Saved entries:

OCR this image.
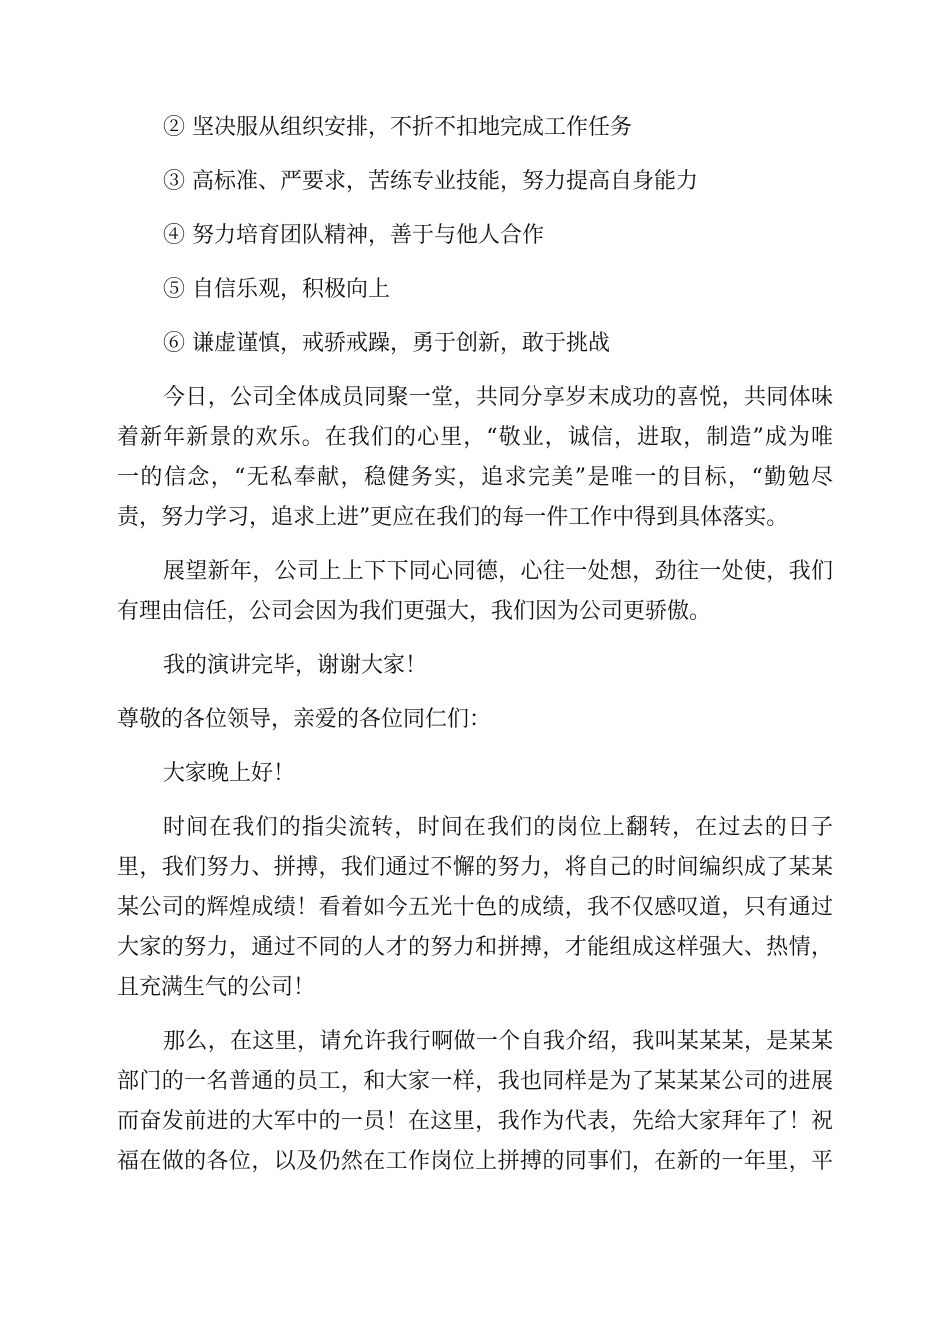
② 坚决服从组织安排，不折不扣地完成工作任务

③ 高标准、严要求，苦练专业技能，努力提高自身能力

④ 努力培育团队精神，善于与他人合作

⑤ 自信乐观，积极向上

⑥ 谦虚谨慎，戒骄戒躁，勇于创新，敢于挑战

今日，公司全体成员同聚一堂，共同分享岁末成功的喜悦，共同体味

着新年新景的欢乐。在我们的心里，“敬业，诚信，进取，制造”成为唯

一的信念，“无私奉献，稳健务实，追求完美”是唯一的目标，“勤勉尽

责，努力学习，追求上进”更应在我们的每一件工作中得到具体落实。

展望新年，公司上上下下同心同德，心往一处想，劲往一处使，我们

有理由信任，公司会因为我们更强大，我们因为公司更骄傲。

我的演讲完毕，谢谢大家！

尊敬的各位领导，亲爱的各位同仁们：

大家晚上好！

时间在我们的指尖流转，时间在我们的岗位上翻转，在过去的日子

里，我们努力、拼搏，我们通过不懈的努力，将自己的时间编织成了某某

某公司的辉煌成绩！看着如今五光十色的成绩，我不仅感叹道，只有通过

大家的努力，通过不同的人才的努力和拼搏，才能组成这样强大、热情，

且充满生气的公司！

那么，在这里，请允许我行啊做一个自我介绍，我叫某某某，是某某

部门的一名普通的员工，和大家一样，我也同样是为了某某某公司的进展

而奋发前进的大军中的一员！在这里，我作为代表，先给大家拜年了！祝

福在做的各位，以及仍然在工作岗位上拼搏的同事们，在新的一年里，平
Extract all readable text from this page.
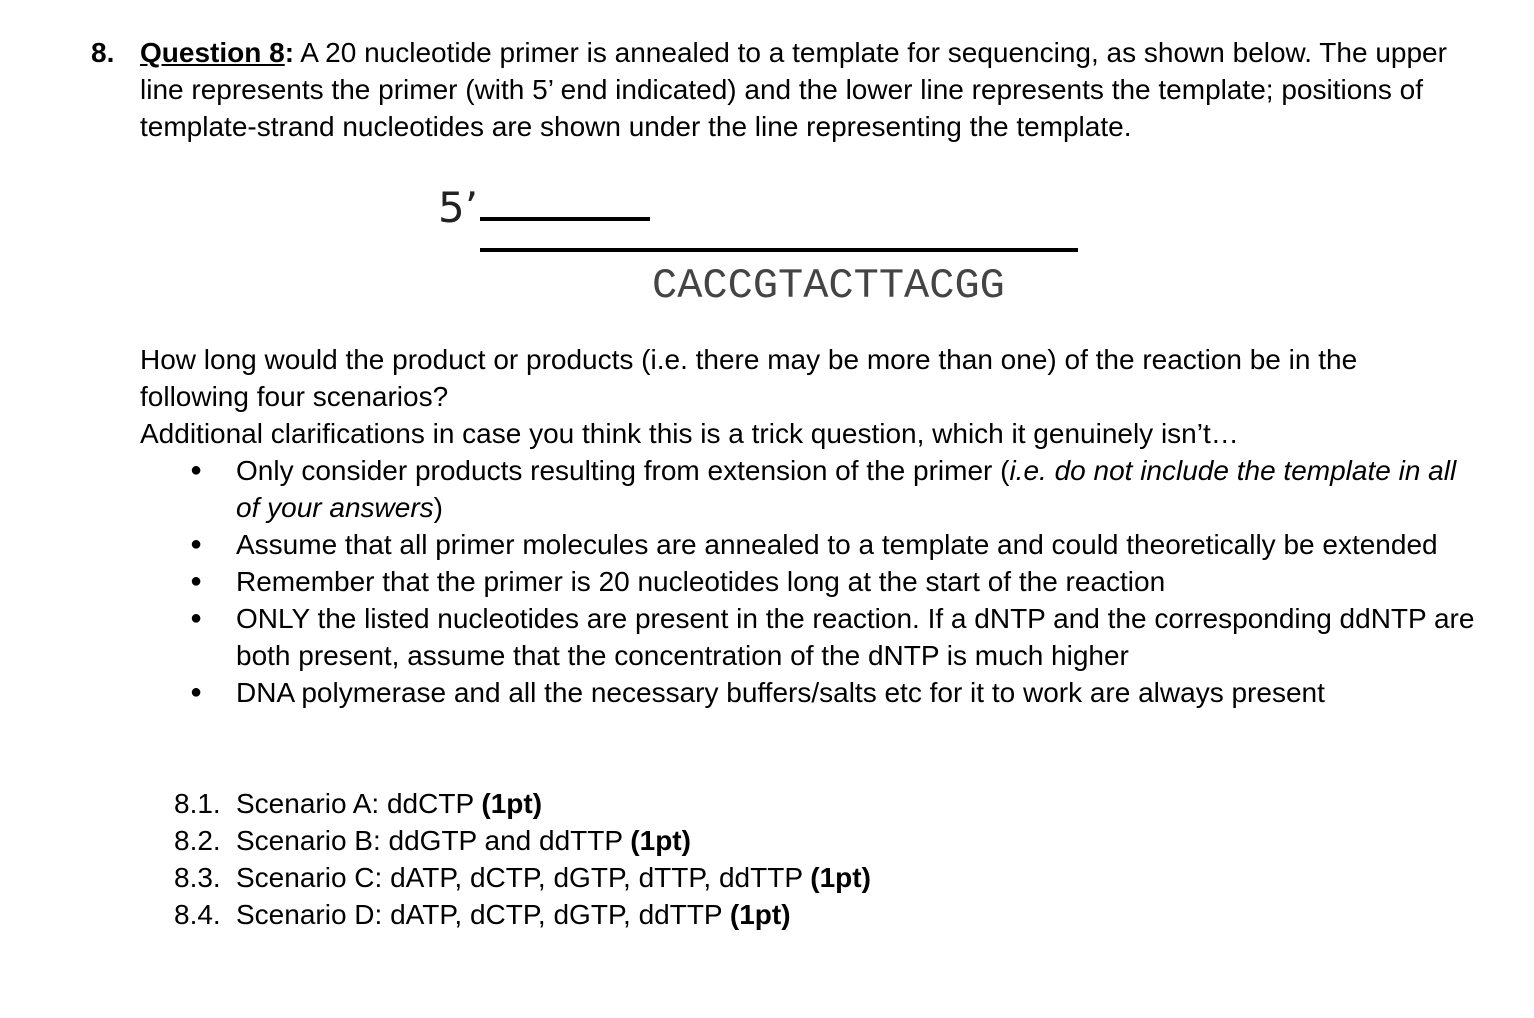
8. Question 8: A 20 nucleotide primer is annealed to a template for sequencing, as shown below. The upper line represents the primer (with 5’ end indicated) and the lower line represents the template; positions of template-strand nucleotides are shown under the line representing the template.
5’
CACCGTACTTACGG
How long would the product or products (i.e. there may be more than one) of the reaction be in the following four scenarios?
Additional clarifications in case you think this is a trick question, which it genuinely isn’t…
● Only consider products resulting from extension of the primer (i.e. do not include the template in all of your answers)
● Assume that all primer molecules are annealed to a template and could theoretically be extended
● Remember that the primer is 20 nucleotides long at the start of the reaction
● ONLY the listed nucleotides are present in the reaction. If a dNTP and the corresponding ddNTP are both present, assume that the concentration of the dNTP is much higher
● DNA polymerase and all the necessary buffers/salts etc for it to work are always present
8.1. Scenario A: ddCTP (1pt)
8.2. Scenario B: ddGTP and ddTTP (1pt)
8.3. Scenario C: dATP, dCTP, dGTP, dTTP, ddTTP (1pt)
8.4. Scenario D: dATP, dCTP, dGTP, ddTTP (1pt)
==
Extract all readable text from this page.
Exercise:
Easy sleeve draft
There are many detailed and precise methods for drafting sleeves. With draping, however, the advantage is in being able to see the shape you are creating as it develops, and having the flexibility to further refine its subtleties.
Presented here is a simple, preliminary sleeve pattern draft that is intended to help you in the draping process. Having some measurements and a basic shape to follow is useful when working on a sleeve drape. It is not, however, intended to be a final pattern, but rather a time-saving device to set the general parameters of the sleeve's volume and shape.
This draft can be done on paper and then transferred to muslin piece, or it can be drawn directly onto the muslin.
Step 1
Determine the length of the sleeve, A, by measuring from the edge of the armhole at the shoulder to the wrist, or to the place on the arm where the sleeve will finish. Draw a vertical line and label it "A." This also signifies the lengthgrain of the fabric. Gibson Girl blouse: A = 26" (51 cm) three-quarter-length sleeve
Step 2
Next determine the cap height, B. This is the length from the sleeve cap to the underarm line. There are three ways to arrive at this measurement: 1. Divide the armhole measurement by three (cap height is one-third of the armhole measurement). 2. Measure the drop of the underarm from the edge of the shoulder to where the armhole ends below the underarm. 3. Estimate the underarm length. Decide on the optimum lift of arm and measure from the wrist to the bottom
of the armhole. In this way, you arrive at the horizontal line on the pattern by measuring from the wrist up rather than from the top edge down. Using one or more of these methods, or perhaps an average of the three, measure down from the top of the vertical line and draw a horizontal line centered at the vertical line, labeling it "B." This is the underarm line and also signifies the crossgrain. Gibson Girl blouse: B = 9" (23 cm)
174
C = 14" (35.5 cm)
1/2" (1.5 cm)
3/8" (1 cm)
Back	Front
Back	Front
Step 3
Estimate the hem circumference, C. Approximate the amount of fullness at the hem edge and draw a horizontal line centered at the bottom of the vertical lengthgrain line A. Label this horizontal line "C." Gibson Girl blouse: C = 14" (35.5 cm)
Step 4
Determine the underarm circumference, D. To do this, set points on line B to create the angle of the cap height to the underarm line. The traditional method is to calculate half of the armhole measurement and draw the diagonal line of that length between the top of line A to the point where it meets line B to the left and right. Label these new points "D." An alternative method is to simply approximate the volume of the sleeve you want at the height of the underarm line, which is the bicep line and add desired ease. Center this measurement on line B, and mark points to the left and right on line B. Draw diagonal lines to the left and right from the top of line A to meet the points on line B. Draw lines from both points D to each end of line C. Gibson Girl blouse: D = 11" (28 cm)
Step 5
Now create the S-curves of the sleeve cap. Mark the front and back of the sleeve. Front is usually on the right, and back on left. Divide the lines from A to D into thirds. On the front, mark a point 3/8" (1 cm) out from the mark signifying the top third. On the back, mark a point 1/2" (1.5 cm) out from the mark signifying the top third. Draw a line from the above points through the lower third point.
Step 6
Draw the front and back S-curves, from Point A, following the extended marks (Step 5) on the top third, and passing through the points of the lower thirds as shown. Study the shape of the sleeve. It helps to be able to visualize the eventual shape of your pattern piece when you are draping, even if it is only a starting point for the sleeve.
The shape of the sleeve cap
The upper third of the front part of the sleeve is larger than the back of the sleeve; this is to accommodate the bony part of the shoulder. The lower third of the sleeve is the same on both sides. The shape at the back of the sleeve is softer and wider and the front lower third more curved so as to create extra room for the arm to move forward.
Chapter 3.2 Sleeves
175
==
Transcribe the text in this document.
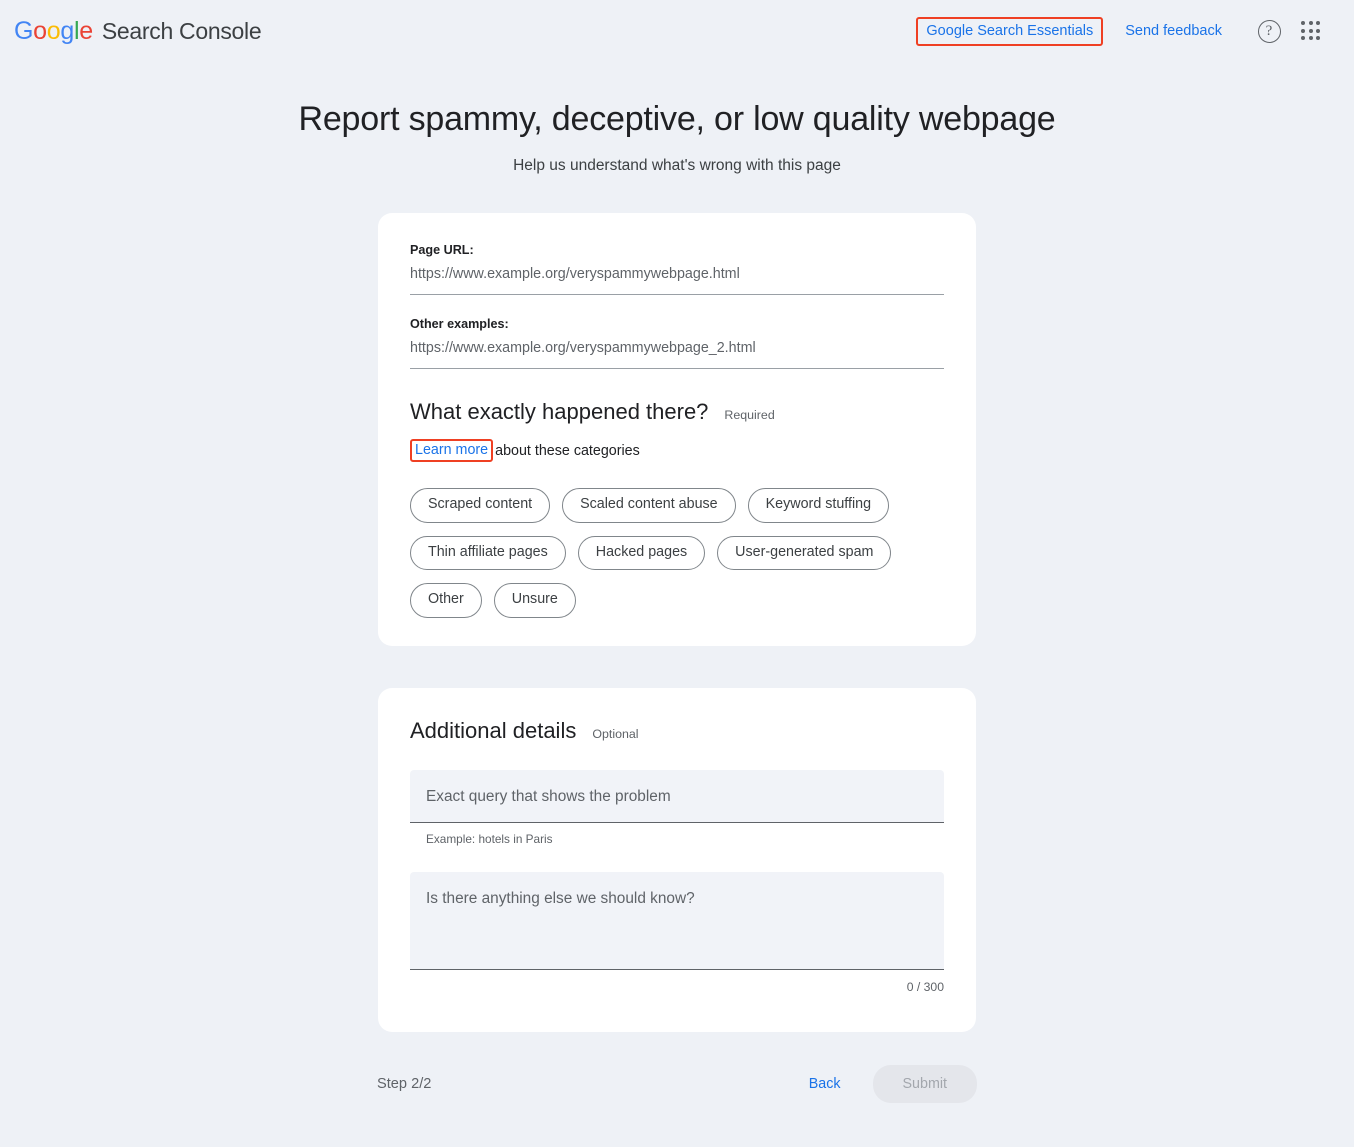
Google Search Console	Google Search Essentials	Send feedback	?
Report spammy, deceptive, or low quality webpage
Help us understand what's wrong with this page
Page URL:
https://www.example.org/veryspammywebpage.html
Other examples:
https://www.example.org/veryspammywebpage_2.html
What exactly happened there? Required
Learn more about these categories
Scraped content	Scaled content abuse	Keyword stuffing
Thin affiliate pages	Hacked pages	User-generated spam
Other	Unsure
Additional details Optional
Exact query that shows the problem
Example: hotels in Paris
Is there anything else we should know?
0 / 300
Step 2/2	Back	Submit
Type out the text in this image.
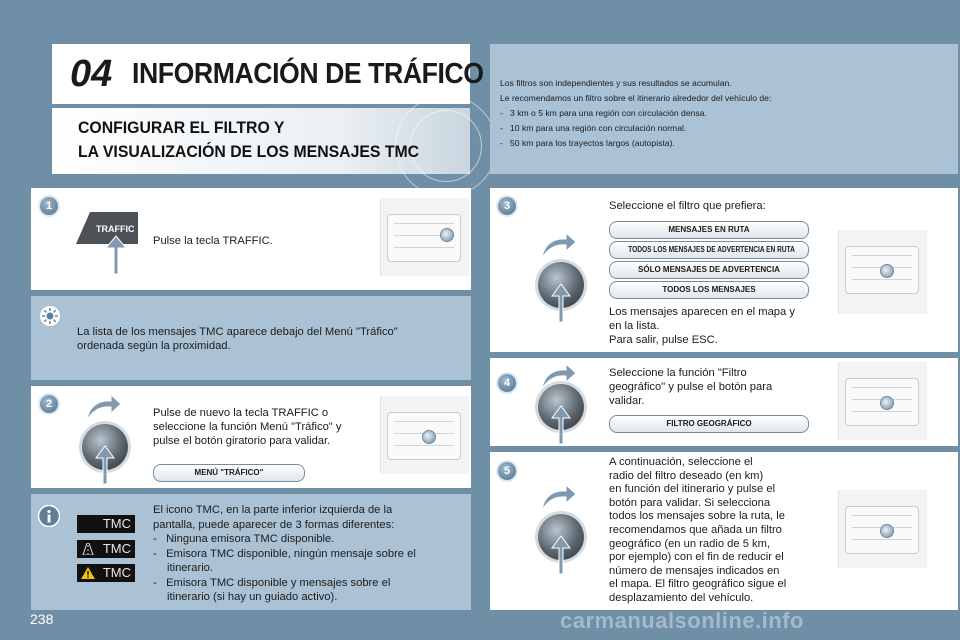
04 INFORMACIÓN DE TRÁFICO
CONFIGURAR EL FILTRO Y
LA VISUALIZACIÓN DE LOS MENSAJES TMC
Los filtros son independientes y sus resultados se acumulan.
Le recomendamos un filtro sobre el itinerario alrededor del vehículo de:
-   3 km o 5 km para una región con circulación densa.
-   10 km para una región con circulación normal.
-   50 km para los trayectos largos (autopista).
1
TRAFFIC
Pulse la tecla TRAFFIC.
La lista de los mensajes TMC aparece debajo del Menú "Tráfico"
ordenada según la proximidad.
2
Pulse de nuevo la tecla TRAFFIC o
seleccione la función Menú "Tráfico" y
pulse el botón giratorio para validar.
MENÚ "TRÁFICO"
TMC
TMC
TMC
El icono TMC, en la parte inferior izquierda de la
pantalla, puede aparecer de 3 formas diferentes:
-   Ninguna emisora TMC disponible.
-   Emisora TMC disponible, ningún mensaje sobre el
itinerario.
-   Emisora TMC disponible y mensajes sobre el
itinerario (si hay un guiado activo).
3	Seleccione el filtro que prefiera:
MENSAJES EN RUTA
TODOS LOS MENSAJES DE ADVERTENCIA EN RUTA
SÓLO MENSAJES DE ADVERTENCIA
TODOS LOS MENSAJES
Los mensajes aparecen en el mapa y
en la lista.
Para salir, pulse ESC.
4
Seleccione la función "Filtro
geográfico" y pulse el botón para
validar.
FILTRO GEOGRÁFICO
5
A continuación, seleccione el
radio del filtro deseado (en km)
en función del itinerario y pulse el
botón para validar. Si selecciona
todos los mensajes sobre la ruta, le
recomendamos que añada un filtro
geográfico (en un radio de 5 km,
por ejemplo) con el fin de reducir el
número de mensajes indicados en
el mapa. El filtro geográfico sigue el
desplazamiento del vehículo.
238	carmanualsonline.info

DIRECTIVE: Tally up the lines with the word "template" in them, and answer with that number by itself.

SOLVED PROBLEM: 3